═══ Supplied material

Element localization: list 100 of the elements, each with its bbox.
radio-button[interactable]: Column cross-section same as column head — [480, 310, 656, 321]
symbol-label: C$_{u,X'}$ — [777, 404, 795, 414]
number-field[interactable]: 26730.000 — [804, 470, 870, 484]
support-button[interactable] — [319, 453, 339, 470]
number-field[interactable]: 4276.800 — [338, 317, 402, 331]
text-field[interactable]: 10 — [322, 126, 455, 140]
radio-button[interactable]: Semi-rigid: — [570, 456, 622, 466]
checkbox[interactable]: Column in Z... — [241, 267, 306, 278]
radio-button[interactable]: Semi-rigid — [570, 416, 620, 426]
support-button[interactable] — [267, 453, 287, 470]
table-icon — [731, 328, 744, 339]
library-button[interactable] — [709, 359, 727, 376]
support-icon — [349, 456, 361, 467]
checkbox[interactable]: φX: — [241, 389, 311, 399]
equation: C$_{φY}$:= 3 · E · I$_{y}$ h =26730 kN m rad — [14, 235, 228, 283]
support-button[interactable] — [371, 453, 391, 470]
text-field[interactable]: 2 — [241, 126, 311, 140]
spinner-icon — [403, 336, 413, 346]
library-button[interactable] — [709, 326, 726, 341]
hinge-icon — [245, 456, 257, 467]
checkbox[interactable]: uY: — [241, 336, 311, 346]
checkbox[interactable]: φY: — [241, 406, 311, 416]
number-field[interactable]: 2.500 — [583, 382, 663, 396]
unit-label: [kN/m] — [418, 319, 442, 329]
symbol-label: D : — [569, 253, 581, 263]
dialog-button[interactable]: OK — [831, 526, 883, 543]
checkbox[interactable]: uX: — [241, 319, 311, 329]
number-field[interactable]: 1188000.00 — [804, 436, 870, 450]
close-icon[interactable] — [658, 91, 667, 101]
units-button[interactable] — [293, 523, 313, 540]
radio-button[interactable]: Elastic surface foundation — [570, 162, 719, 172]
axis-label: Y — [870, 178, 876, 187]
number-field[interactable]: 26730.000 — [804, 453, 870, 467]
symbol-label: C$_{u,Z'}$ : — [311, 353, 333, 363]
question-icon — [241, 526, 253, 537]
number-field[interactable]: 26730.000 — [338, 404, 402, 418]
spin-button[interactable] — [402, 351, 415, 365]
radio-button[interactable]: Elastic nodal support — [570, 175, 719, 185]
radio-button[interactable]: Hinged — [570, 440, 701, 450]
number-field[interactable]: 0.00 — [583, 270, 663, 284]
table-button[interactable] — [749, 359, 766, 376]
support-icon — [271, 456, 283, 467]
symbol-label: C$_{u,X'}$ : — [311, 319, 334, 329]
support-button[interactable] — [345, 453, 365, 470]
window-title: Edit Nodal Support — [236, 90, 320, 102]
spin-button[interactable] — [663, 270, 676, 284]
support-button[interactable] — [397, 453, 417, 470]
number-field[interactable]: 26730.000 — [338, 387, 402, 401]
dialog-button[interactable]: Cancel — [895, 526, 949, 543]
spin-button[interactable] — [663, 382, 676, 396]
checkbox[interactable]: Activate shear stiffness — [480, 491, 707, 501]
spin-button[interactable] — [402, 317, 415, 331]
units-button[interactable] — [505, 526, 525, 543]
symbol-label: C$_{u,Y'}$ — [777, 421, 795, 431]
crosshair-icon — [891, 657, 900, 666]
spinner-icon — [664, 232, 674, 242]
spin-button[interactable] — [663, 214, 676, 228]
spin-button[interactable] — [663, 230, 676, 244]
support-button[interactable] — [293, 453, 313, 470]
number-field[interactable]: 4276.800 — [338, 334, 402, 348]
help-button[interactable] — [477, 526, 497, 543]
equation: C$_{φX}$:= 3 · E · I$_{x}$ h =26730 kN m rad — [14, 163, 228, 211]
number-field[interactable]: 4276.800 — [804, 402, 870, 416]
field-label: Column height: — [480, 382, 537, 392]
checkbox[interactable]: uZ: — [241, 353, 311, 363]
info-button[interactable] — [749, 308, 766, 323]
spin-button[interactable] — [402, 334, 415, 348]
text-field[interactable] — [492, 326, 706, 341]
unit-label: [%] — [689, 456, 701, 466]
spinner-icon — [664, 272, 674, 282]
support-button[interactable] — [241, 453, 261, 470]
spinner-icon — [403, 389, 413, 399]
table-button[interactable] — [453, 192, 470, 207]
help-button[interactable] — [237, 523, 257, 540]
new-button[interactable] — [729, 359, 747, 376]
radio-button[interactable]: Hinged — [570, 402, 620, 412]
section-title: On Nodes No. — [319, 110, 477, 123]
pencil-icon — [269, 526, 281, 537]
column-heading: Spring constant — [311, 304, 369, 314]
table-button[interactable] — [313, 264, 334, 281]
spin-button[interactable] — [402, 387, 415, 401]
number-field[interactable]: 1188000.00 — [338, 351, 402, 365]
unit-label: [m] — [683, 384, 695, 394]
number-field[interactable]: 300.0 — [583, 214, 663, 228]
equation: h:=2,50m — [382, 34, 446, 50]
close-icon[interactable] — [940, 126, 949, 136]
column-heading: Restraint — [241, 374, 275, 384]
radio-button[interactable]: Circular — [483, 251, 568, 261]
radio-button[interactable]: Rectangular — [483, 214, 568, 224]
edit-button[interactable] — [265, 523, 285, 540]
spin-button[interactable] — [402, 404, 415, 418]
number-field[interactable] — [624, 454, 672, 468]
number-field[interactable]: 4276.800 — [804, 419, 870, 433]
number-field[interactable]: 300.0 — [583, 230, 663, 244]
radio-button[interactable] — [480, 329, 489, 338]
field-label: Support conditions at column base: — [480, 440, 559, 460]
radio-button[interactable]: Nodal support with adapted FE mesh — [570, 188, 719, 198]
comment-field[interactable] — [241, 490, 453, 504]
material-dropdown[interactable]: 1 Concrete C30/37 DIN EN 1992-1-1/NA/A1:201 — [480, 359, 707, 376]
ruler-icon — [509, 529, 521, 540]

══════

What you need to do: Return, unchanged, the stretch of the entries from their start through the line containing "checkbox[interactable]: Column in".

Exercise result:
Element localization: list 100 of the elements, each with its bbox.
radio-button[interactable]: Column cross-section same as column head — [480, 310, 656, 321]
symbol-label: C$_{u,X'}$ — [777, 404, 795, 414]
number-field[interactable]: 26730.000 — [804, 470, 870, 484]
support-button[interactable] — [319, 453, 339, 470]
number-field[interactable]: 4276.800 — [338, 317, 402, 331]
text-field[interactable]: 10 — [322, 126, 455, 140]
radio-button[interactable]: Semi-rigid: — [570, 456, 622, 466]
checkbox[interactable]: Column in Z... — [241, 267, 306, 278]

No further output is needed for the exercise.